--- Begin Records shown ---

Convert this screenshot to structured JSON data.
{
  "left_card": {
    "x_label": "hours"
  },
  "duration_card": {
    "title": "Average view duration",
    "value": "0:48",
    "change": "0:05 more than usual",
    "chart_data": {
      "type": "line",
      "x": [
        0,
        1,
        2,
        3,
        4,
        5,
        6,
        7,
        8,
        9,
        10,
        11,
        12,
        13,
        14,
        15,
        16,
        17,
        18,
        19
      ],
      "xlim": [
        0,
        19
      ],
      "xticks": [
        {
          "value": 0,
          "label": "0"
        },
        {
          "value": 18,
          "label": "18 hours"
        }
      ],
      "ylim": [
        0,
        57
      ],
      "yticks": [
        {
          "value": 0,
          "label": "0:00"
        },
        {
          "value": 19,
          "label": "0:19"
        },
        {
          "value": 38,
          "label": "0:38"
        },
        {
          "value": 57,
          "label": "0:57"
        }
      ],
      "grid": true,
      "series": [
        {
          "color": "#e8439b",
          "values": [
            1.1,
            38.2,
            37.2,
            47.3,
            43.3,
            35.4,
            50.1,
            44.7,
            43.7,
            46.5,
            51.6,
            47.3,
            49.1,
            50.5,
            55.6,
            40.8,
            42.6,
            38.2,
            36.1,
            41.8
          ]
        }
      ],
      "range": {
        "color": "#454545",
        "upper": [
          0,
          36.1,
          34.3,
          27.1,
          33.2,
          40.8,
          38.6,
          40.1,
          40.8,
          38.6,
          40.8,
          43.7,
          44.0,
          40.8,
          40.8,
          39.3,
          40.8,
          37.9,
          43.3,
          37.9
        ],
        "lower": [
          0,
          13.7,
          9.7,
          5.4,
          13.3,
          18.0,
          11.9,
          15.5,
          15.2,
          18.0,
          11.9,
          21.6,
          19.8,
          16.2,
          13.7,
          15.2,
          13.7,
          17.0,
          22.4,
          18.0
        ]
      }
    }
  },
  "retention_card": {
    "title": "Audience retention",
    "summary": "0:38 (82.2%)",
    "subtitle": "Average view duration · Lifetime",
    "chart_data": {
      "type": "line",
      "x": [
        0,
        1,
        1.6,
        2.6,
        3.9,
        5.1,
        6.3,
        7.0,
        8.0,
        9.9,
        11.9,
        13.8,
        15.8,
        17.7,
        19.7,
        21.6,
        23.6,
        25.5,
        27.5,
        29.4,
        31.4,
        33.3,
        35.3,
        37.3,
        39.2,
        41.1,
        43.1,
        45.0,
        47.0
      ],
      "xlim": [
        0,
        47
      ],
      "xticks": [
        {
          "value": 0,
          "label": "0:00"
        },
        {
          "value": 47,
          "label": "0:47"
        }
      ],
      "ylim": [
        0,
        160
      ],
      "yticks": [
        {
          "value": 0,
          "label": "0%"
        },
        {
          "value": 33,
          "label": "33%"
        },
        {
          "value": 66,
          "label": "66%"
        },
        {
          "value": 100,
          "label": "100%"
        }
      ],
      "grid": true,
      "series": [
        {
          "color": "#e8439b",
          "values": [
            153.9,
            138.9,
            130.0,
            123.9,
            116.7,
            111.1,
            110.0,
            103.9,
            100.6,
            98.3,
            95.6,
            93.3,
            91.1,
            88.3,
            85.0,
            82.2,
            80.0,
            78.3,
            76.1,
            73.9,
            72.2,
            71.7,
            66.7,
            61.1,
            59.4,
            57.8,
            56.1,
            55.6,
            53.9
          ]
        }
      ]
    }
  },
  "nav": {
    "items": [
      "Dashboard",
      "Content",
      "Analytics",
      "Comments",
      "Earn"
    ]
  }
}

--- End Records shown ---

**What you will do**: Determine the number of lines in the listing that hold the word "view", and supply that number and nothing further.

**Response to this task**: 2